→ WHAT THIS TASK INVOLVES
From the listing below, tally the lines that include "arrow". Return only the total.

[Start RECORDS PROVIDED]

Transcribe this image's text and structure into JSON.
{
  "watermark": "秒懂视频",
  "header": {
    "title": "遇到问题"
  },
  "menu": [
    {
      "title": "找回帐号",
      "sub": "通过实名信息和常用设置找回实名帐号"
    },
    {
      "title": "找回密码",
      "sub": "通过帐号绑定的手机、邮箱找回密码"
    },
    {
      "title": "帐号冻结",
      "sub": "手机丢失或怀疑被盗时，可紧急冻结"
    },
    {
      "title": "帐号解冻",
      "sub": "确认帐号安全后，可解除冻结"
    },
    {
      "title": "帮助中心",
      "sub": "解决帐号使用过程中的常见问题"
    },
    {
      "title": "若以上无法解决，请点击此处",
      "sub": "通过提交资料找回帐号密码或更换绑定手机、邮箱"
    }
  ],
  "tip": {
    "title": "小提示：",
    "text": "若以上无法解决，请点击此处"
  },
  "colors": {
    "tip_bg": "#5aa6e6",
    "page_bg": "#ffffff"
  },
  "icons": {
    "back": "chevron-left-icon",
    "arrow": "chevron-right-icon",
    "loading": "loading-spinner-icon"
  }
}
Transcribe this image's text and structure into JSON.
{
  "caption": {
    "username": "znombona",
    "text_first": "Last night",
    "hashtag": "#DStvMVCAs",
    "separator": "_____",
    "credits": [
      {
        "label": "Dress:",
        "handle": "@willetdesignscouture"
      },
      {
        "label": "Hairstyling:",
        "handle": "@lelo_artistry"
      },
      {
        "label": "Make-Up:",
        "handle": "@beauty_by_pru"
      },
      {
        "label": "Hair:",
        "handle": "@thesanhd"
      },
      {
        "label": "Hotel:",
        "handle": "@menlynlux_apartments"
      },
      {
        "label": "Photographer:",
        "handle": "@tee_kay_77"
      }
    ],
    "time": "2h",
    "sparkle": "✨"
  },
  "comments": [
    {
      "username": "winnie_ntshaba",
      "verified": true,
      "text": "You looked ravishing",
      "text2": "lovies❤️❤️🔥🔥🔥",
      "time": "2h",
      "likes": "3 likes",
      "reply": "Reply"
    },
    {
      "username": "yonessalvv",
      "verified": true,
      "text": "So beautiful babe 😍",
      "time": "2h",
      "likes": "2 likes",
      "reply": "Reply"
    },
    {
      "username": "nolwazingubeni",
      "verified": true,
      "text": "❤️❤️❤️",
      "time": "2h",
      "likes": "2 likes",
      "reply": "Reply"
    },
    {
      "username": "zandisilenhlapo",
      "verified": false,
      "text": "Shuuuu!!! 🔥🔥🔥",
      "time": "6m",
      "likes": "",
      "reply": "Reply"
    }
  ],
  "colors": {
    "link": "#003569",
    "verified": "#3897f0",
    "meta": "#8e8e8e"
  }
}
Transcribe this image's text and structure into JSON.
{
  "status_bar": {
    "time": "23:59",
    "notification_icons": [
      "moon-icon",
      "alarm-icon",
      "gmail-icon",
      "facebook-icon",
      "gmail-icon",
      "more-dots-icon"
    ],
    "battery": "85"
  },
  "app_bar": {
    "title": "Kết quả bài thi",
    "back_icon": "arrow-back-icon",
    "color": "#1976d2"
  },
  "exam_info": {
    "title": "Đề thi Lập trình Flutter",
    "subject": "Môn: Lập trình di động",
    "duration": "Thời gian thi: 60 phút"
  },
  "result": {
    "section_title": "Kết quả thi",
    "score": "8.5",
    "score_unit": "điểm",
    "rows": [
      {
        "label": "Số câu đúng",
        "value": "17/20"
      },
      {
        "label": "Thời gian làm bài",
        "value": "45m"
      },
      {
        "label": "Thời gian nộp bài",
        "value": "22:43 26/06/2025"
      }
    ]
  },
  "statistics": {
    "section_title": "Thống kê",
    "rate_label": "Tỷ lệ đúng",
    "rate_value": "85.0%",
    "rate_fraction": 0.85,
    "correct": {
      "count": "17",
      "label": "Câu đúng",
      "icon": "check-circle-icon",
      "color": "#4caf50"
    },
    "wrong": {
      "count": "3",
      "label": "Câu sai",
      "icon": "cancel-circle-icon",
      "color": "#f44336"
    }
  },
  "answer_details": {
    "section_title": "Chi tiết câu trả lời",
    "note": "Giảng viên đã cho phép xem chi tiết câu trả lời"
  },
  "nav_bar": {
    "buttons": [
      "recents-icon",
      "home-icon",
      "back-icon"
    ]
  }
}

[End RECORDS PROVIDED]
[Start RECORDS PROVIDED]

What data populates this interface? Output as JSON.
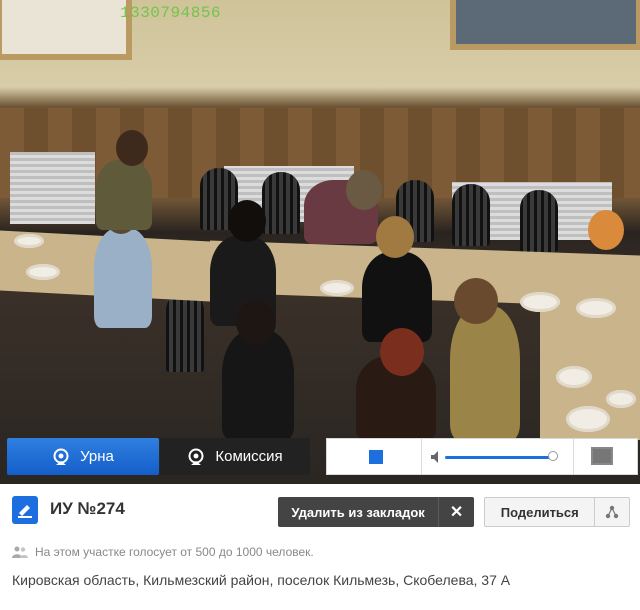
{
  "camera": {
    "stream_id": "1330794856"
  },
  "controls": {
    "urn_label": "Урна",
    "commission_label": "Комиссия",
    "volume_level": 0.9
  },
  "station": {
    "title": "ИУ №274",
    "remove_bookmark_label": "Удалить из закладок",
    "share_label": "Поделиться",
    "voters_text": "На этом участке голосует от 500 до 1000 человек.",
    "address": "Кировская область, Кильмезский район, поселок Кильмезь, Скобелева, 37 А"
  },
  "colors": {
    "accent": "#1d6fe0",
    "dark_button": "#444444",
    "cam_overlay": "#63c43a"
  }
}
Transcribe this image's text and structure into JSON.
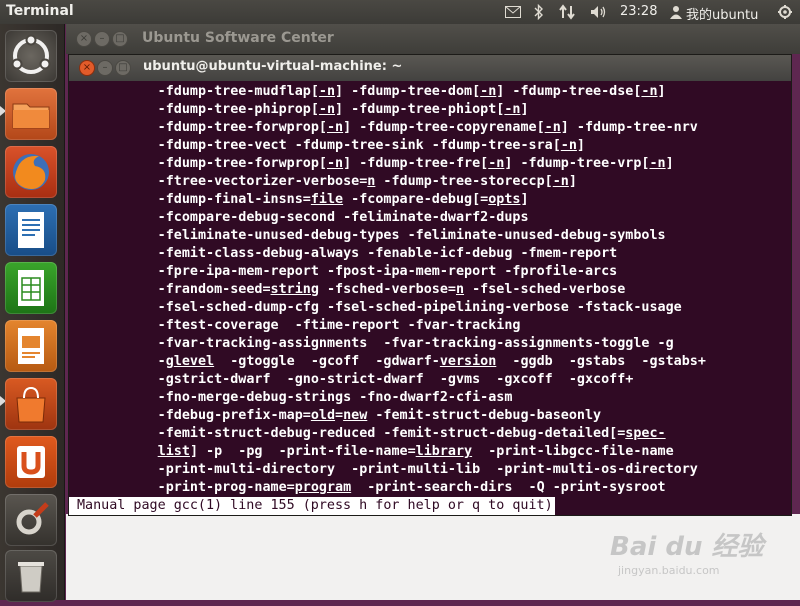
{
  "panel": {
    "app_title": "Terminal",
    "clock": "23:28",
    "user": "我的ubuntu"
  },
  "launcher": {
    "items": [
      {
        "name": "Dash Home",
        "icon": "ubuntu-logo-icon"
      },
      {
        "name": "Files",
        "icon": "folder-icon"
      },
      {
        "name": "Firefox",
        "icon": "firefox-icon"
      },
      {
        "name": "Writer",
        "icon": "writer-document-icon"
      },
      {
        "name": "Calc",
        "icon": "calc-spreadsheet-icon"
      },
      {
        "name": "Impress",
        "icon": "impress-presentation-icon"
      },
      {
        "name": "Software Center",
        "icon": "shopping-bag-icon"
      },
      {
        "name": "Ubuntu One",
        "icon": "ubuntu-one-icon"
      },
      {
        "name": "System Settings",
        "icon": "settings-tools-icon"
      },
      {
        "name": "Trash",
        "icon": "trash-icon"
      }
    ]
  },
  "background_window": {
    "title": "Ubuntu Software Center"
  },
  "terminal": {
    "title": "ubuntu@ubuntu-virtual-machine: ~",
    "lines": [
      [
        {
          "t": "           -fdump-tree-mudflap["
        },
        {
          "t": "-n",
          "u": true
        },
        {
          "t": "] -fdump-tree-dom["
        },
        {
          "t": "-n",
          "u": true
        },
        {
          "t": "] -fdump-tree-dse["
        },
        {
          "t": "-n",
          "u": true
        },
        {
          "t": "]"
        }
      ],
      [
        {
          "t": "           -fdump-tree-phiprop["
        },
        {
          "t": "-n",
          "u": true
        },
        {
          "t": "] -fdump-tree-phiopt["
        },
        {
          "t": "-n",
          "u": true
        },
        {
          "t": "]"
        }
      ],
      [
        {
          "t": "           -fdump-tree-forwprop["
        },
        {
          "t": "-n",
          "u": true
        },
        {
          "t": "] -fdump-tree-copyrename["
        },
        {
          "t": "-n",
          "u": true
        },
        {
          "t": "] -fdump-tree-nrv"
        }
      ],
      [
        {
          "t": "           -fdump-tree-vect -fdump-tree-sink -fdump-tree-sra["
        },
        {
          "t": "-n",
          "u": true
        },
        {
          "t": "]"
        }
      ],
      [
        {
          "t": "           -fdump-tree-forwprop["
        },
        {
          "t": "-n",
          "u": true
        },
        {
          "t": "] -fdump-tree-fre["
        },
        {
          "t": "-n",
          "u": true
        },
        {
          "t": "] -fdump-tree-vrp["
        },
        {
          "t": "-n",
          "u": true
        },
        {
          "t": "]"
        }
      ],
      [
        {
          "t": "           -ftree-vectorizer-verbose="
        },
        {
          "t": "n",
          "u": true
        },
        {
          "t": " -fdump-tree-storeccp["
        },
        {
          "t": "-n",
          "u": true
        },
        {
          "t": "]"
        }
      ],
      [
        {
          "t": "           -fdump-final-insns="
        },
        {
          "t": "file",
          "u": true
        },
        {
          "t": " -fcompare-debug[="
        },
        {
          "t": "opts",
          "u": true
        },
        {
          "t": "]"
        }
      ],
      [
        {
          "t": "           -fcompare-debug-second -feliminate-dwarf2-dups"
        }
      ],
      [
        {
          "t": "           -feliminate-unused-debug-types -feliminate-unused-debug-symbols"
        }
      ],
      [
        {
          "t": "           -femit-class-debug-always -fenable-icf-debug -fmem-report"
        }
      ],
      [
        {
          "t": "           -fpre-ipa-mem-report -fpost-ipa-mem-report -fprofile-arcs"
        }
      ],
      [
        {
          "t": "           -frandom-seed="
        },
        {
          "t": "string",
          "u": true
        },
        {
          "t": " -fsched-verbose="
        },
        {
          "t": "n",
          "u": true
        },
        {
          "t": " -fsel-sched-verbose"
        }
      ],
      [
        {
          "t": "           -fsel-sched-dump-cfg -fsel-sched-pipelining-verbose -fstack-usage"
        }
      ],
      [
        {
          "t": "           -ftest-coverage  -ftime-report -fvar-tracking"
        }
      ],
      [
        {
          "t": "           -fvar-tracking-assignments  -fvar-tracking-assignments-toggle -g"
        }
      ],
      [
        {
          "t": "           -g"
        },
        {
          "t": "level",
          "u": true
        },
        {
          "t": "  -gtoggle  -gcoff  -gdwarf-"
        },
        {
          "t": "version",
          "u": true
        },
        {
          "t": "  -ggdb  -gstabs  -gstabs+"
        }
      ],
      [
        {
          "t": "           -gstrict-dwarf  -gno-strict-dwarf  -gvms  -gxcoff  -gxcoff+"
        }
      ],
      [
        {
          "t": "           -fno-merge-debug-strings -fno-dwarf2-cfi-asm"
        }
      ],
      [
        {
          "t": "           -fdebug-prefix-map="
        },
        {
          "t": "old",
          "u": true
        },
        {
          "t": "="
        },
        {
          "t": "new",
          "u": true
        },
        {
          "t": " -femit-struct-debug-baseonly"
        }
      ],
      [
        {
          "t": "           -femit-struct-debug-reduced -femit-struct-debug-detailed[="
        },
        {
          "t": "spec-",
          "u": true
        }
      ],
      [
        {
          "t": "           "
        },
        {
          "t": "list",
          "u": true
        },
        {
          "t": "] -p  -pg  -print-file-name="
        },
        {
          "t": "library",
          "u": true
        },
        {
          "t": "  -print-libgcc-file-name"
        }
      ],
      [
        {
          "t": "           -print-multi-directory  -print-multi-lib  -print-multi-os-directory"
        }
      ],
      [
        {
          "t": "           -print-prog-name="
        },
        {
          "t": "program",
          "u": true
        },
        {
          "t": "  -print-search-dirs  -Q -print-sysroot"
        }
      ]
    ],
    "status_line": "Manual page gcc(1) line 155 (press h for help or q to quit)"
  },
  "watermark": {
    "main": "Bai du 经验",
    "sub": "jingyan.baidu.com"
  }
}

[End RECORDS PROVIDED]

→ SOLUTION TO THE EXERCISE
2